## Goal of the exercise
Lines holding the string "promise" are the ones to copy; find them all in the data.

## Excerpted records

↓↓↓

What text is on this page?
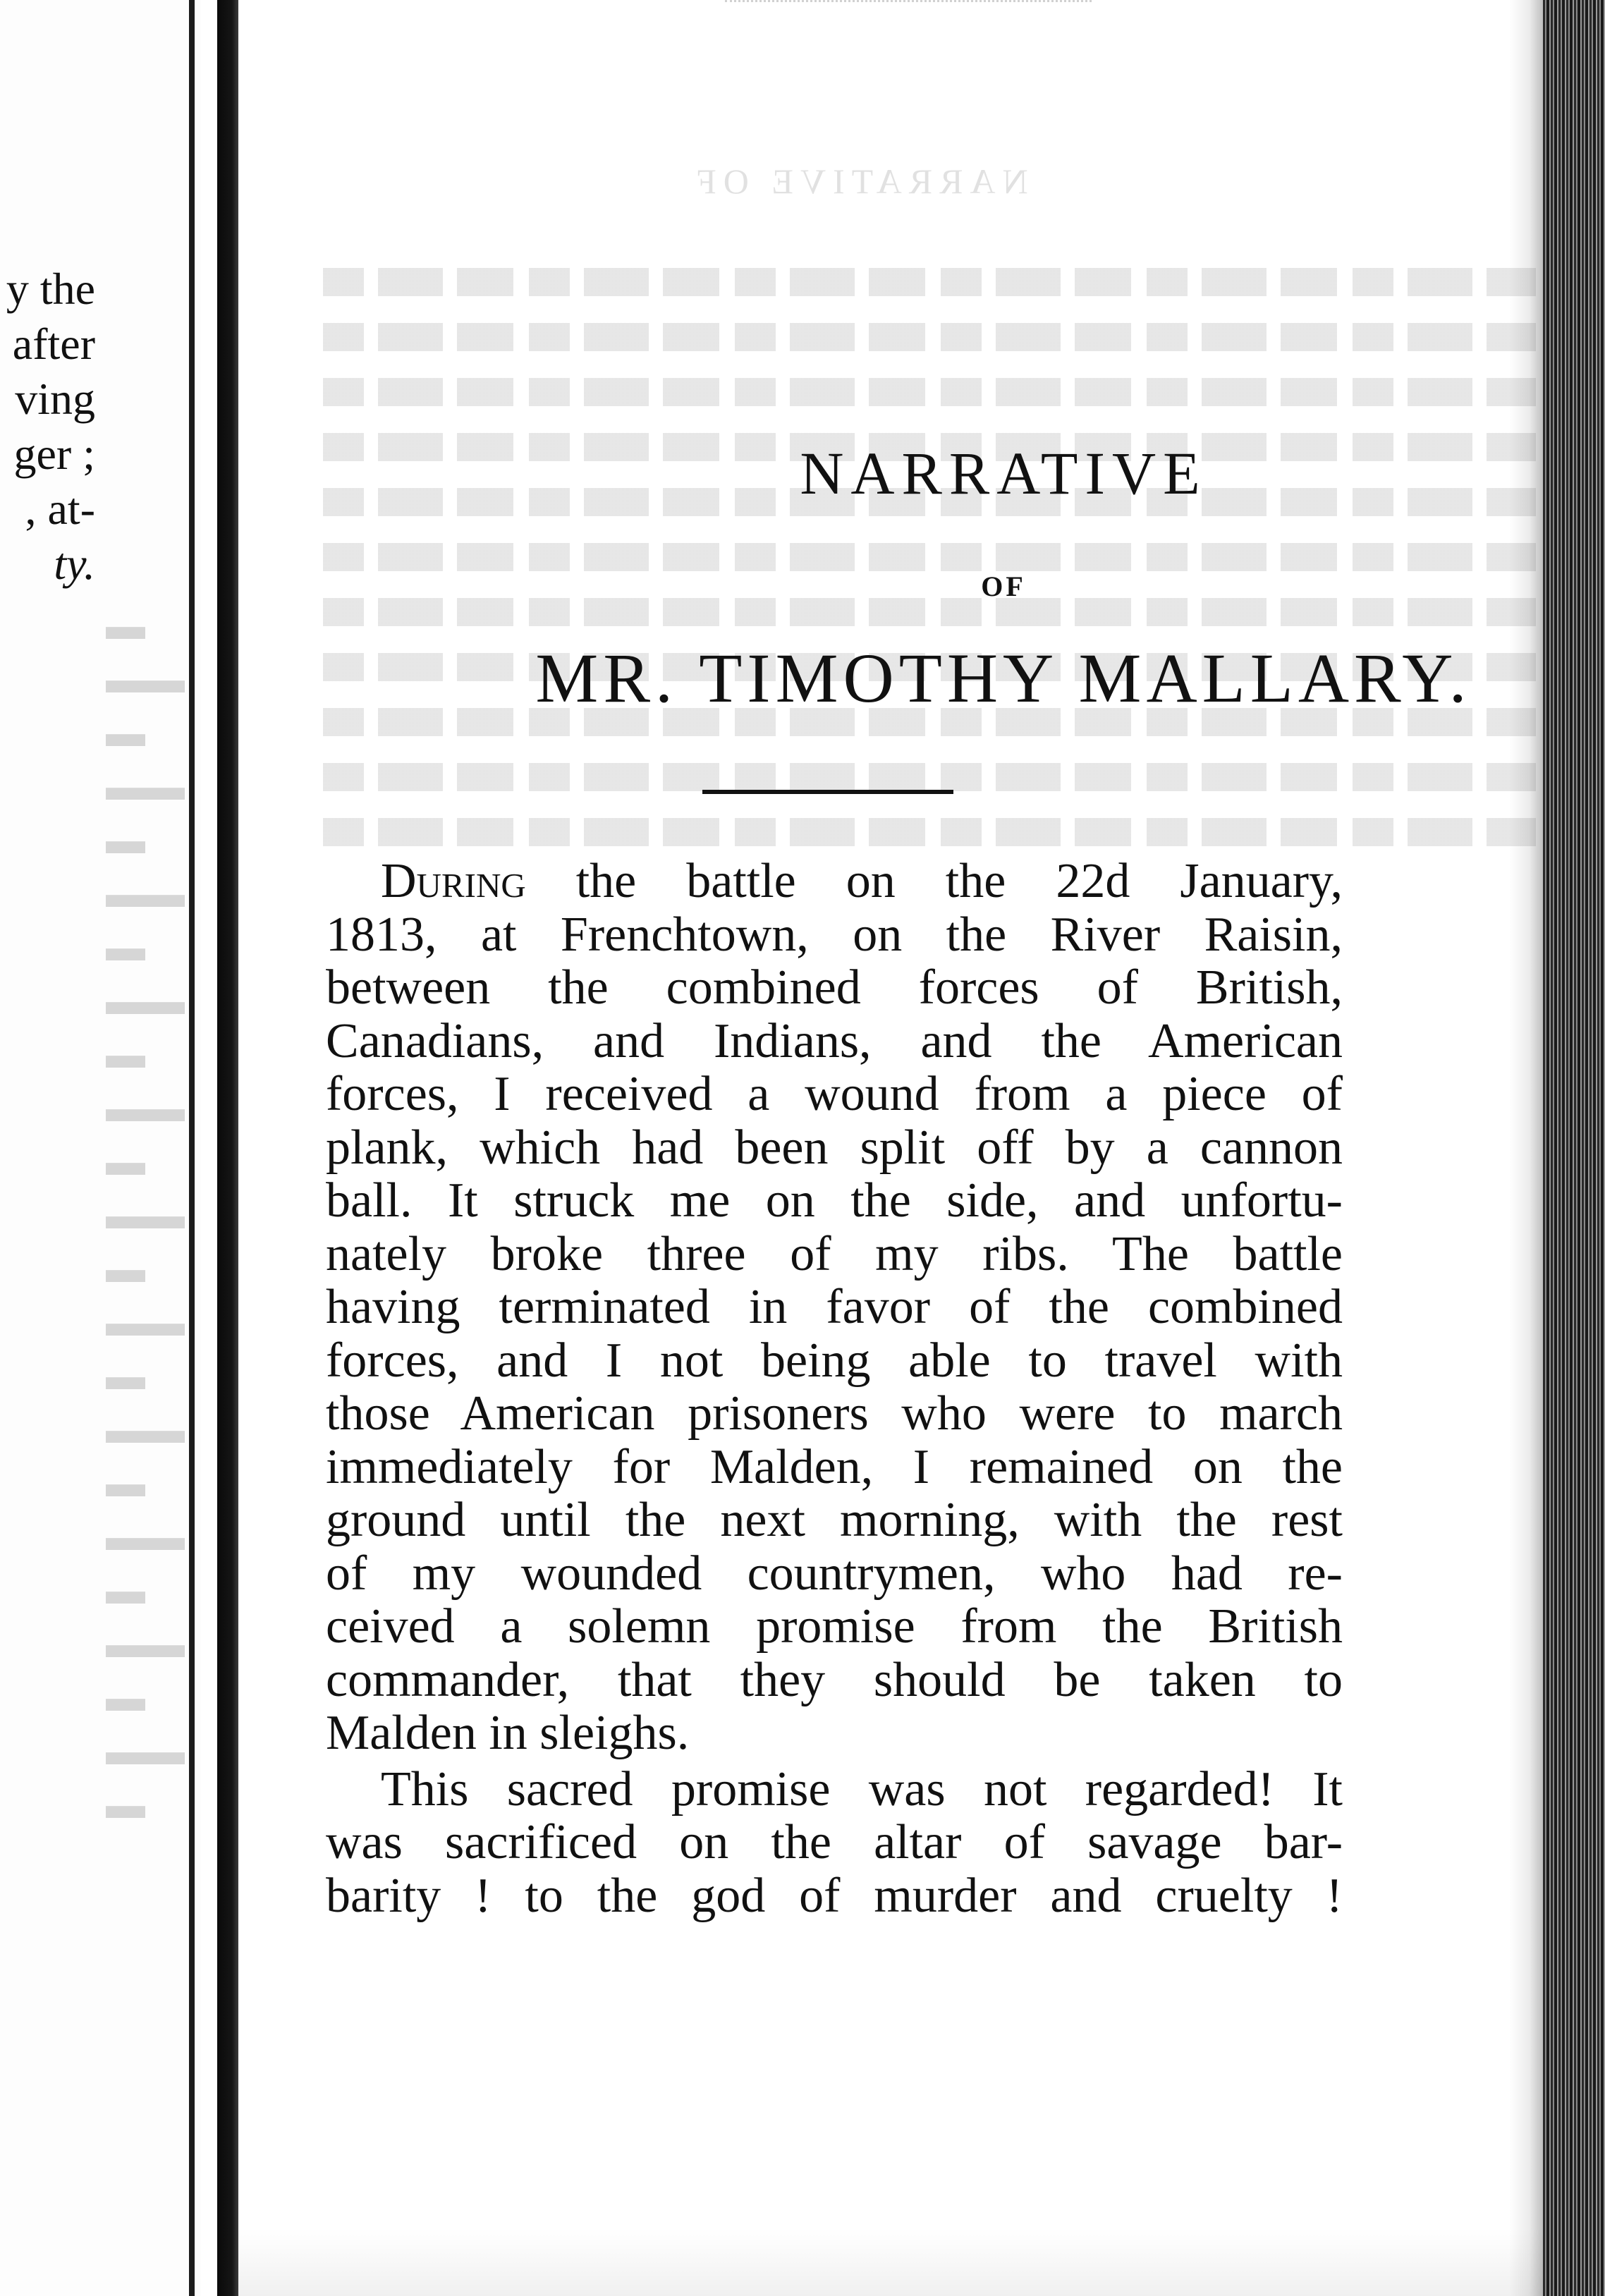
y the
after
ving
ger ;
, at-
ty.
▬
▬▬
▬
▬▬
▬
▬▬
▬
▬▬
▬
▬▬
▬
▬▬
▬
▬▬
▬
▬▬
▬
▬▬
▬
▬▬
▬
▬▬
▬
NARRATIVE OF
NARRATIVE
OF
MR. TIMOTHY MALLARY.
During the battle on the 22d January,
1813, at Frenchtown, on the River Raisin,
between the combined forces of British,
Canadians, and Indians, and the American
forces, I received a wound from a piece of
plank, which had been split off by a cannon
ball. It struck me on the side, and unfortu-
nately broke three of my ribs. The battle
having terminated in favor of the combined
forces, and I not being able to travel with
those American prisoners who were to march
immediately for Malden, I remained on the
ground until the next morning, with the rest
of my wounded countrymen, who had re-
ceived a solemn promise from the British
commander, that they should be taken to
Malden in sleighs.
This sacred promise was not regarded! It
was sacrificed on the altar of savage bar-
barity ! to the god of murder and cruelty !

↑↑↑

## Final answer
ceived a solemn promise from the British
This sacred promise was not regarded! It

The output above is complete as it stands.